Provided material ->
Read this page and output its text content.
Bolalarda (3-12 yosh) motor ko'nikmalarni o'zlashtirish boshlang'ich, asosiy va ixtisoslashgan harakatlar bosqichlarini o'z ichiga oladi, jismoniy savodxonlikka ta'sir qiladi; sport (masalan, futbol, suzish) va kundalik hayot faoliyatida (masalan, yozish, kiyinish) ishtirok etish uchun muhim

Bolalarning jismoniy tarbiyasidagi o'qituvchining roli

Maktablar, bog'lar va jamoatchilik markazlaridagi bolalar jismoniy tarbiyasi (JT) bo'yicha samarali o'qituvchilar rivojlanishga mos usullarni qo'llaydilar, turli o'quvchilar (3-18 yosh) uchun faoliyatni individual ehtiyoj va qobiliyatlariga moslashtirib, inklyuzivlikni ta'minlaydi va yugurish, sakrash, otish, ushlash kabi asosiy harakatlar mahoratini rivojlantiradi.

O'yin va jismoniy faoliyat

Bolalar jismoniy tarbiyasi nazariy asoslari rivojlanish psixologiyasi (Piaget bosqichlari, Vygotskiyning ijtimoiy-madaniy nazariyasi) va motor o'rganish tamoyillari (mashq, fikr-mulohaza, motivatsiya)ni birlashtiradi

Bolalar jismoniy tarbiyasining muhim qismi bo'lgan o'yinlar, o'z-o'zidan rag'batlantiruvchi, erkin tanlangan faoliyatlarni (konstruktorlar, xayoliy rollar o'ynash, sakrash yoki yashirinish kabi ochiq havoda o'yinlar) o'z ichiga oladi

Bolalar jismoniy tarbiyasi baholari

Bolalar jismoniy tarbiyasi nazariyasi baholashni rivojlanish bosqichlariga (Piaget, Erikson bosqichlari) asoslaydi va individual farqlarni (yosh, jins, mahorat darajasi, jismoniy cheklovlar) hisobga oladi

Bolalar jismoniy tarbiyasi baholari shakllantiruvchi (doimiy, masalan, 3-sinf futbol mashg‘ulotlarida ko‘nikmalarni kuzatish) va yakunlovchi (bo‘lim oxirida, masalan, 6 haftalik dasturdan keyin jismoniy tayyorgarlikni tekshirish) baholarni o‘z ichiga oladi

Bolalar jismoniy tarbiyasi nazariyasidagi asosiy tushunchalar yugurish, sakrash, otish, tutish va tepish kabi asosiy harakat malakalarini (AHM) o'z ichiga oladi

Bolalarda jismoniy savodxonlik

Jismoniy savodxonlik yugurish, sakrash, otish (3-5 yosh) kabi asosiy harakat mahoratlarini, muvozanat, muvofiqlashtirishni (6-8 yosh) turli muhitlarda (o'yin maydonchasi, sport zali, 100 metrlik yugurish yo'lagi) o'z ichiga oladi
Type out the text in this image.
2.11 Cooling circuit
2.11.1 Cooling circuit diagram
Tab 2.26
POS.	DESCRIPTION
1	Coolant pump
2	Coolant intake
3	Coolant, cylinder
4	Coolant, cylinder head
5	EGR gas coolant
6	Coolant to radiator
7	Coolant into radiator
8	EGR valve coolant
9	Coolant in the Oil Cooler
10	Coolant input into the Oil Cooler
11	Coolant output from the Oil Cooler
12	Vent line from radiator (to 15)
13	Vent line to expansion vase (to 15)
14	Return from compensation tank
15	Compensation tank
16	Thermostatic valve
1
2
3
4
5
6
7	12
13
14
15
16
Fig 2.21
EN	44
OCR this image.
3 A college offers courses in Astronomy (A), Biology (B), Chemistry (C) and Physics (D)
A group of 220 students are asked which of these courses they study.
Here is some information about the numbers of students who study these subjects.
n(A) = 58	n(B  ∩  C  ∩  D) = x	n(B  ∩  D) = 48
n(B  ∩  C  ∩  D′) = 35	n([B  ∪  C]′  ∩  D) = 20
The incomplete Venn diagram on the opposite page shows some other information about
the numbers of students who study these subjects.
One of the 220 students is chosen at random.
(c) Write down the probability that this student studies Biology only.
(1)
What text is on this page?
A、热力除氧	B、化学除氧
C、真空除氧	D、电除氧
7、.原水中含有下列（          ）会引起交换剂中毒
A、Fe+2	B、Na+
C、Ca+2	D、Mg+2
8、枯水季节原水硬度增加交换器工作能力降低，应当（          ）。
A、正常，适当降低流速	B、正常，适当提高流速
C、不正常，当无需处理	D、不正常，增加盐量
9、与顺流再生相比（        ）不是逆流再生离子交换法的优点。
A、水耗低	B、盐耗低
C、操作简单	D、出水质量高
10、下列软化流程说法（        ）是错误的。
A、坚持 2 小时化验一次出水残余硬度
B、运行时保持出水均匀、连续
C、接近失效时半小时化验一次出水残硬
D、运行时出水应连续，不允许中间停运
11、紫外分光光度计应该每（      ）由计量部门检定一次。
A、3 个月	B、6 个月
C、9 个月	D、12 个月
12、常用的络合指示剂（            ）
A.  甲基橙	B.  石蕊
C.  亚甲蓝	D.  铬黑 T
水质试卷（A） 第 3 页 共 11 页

Problem requirements -> Quote every line of the data, word for word.

The answer ->
Read this page and output its text content.
Bolalarda (3-12 yosh) motor ko'nikmalarni o'zlashtirish boshlang'ich, asosiy va ixtisoslashgan harakatlar bosqichlarini o'z ichiga oladi, jismoniy savodxonlikka ta'sir qiladi; sport (masalan, futbol, suzish) va kundalik hayot faoliyatida (masalan, yozish, kiyinish) ishtirok etish uchun muhim

Bolalarning jismoniy tarbiyasidagi o'qituvchining roli

Maktablar, bog'lar va jamoatchilik markazlaridagi bolalar jismoniy tarbiyasi (JT) bo'yicha samarali o'qituvchilar rivojlanishga mos usullarni qo'llaydilar, turli o'quvchilar (3-18 yosh) uchun faoliyatni individual ehtiyoj va qobiliyatlariga moslashtirib, inklyuzivlikni ta'minlaydi va yugurish, sakrash, otish, ushlash kabi asosiy harakatlar mahoratini rivojlantiradi.

O'yin va jismoniy faoliyat

Bolalar jismoniy tarbiyasi nazariy asoslari rivojlanish psixologiyasi (Piaget bosqichlari, Vygotskiyning ijtimoiy-madaniy nazariyasi) va motor o'rganish tamoyillari (mashq, fikr-mulohaza, motivatsiya)ni birlashtiradi

Bolalar jismoniy tarbiyasining muhim qismi bo'lgan o'yinlar, o'z-o'zidan rag'batlantiruvchi, erkin tanlangan faoliyatlarni (konstruktorlar, xayoliy rollar o'ynash, sakrash yoki yashirinish kabi ochiq havoda o'yinlar) o'z ichiga oladi

Bolalar jismoniy tarbiyasi baholari

Bolalar jismoniy tarbiyasi nazariyasi baholashni rivojlanish bosqichlariga (Piaget, Erikson bosqichlari) asoslaydi va individual farqlarni (yosh, jins, mahorat darajasi, jismoniy cheklovlar) hisobga oladi

Bolalar jismoniy tarbiyasi baholari shakllantiruvchi (doimiy, masalan, 3-sinf futbol mashg‘ulotlarida ko‘nikmalarni kuzatish) va yakunlovchi (bo‘lim oxirida, masalan, 6 haftalik dasturdan keyin jismoniy tayyorgarlikni tekshirish) baholarni o‘z ichiga oladi

Bolalar jismoniy tarbiyasi nazariyasidagi asosiy tushunchalar yugurish, sakrash, otish, tutish va tepish kabi asosiy harakat malakalarini (AHM) o'z ichiga oladi

Bolalarda jismoniy savodxonlik

Jismoniy savodxonlik yugurish, sakrash, otish (3-5 yosh) kabi asosiy harakat mahoratlarini, muvozanat, muvofiqlashtirishni (6-8 yosh) turli muhitlarda (o'yin maydonchasi, sport zali, 100 metrlik yugurish yo'lagi) o'z ichiga oladi
Type out the text in this image.
2.11 Cooling circuit
2.11.1 Cooling circuit diagram
Tab 2.26
POS.	DESCRIPTION
1	Coolant pump
2	Coolant intake
3	Coolant, cylinder
4	Coolant, cylinder head
5	EGR gas coolant
6	Coolant to radiator
7	Coolant into radiator
8	EGR valve coolant
9	Coolant in the Oil Cooler
10	Coolant input into the Oil Cooler
11	Coolant output from the Oil Cooler
12	Vent line from radiator (to 15)
13	Vent line to expansion vase (to 15)
14	Return from compensation tank
15	Compensation tank
16	Thermostatic valve
1
2
3
4
5
6
7	12
13
14
15
16
Fig 2.21
EN	44
OCR this image.
3 A college offers courses in Astronomy (A), Biology (B), Chemistry (C) and Physics (D)
A group of 220 students are asked which of these courses they study.
Here is some information about the numbers of students who study these subjects.
n(A) = 58	n(B  ∩  C  ∩  D) = x	n(B  ∩  D) = 48
n(B  ∩  C  ∩  D′) = 35	n([B  ∪  C]′  ∩  D) = 20
The incomplete Venn diagram on the opposite page shows some other information about
the numbers of students who study these subjects.
One of the 220 students is chosen at random.
(c) Write down the probability that this student studies Biology only.
(1)
What text is on this page?
A、热力除氧	B、化学除氧
C、真空除氧	D、电除氧
7、.原水中含有下列（          ）会引起交换剂中毒
A、Fe+2	B、Na+
C、Ca+2	D、Mg+2
8、枯水季节原水硬度增加交换器工作能力降低，应当（          ）。
A、正常，适当降低流速	B、正常，适当提高流速
C、不正常，当无需处理	D、不正常，增加盐量
9、与顺流再生相比（        ）不是逆流再生离子交换法的优点。
A、水耗低	B、盐耗低
C、操作简单	D、出水质量高
10、下列软化流程说法（        ）是错误的。
A、坚持 2 小时化验一次出水残余硬度
B、运行时保持出水均匀、连续
C、接近失效时半小时化验一次出水残硬
D、运行时出水应连续，不允许中间停运
11、紫外分光光度计应该每（      ）由计量部门检定一次。
A、3 个月	B、6 个月
C、9 个月	D、12 个月
12、常用的络合指示剂（            ）
A.  甲基橙	B.  石蕊
C.  亚甲蓝	D.  铬黑 T
水质试卷（A） 第 3 页 共 11 页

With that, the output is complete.